## begin Records for this task

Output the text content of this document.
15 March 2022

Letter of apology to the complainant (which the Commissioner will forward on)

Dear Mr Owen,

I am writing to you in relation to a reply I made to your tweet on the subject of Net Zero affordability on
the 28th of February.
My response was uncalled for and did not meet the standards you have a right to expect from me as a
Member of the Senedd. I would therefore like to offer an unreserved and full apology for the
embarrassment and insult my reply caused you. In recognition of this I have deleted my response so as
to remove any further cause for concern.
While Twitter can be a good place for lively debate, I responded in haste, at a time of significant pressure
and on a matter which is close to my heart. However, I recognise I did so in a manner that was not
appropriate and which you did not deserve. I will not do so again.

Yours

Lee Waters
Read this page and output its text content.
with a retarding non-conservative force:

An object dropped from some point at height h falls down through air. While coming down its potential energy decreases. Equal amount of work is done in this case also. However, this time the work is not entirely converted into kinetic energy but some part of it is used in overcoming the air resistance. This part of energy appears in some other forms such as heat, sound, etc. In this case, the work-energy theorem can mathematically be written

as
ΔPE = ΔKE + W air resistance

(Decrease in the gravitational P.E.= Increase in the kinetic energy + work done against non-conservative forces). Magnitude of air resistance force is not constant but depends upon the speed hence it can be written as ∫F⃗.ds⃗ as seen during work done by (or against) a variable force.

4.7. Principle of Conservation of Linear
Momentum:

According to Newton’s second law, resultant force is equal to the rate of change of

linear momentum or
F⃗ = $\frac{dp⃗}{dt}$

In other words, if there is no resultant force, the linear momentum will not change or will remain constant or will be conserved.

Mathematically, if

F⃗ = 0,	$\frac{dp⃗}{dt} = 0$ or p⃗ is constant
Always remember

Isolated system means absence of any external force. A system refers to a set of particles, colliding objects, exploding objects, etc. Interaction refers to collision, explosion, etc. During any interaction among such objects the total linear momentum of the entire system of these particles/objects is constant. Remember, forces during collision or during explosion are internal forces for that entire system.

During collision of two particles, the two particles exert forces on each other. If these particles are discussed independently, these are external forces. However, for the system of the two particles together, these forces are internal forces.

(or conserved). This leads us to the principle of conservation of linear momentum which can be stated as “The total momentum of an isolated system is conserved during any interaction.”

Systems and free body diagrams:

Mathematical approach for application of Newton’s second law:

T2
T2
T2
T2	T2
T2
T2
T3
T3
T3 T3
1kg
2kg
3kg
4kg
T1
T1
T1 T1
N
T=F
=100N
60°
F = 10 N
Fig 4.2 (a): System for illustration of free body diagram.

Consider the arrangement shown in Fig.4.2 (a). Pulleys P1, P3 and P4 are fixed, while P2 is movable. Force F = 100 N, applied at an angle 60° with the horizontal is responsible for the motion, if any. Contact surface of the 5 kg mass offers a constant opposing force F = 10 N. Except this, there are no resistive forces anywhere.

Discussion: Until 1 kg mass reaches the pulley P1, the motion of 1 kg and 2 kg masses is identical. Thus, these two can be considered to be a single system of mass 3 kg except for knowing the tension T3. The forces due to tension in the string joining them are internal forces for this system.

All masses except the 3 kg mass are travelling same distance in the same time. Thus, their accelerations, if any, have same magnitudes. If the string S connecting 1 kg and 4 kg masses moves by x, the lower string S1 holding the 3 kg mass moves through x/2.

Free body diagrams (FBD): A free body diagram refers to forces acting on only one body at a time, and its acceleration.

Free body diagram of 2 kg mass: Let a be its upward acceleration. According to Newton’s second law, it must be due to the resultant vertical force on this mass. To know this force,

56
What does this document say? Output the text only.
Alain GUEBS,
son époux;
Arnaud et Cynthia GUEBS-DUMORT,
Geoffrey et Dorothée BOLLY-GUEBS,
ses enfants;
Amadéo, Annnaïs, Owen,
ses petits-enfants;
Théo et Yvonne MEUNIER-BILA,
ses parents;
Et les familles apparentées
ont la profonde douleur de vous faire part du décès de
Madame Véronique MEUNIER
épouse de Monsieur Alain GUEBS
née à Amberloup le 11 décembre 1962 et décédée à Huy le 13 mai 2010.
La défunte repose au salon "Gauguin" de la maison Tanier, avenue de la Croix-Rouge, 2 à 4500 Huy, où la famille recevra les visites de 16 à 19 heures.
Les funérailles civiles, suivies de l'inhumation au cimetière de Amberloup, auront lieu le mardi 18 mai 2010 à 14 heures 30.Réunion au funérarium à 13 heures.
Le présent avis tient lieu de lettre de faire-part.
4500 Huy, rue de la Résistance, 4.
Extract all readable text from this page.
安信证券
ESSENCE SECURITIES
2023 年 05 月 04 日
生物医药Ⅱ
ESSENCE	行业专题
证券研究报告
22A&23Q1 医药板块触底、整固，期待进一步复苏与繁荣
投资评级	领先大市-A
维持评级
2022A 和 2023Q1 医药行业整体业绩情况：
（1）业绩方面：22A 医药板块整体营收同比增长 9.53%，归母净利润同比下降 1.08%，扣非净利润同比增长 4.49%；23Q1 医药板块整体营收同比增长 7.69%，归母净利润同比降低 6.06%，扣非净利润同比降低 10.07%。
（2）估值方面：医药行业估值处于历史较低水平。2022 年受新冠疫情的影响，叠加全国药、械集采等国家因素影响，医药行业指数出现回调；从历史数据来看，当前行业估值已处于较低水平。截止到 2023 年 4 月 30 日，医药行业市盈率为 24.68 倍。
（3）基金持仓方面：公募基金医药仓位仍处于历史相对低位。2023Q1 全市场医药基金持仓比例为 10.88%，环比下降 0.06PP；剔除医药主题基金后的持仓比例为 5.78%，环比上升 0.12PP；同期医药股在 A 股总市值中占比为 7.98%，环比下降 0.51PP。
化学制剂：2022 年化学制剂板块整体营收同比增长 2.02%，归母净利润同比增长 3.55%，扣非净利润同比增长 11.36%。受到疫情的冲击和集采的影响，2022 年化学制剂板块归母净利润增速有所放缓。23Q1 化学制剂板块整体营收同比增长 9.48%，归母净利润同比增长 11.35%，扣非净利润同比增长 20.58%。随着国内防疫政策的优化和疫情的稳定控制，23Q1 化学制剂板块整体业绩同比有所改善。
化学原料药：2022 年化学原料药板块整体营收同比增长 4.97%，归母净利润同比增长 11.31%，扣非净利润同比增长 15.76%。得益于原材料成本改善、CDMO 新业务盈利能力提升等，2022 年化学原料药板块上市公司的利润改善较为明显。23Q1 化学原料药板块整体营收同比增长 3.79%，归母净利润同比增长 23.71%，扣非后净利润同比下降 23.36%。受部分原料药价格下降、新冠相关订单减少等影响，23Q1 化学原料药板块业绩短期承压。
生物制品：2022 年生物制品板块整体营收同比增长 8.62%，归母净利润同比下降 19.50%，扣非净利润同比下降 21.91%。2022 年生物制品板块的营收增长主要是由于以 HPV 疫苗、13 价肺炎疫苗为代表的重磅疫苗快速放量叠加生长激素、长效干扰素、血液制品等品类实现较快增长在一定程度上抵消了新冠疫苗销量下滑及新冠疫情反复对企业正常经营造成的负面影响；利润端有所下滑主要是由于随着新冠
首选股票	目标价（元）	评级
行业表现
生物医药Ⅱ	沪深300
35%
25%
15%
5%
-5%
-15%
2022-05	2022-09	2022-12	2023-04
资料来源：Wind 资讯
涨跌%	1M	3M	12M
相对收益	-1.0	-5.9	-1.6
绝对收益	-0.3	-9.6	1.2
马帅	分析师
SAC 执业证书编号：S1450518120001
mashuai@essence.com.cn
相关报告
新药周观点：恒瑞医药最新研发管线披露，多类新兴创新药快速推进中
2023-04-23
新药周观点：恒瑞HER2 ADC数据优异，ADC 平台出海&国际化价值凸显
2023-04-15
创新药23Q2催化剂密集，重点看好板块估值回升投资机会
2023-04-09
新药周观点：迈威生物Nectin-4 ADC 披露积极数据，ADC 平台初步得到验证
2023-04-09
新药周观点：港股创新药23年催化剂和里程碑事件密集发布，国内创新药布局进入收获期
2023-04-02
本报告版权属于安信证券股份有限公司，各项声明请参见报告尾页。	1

## end Records for this task

## [What to work on]
Provide the count, and nothing else, of lines in the data above where the word "interaction" occurs.

## [Task response]
2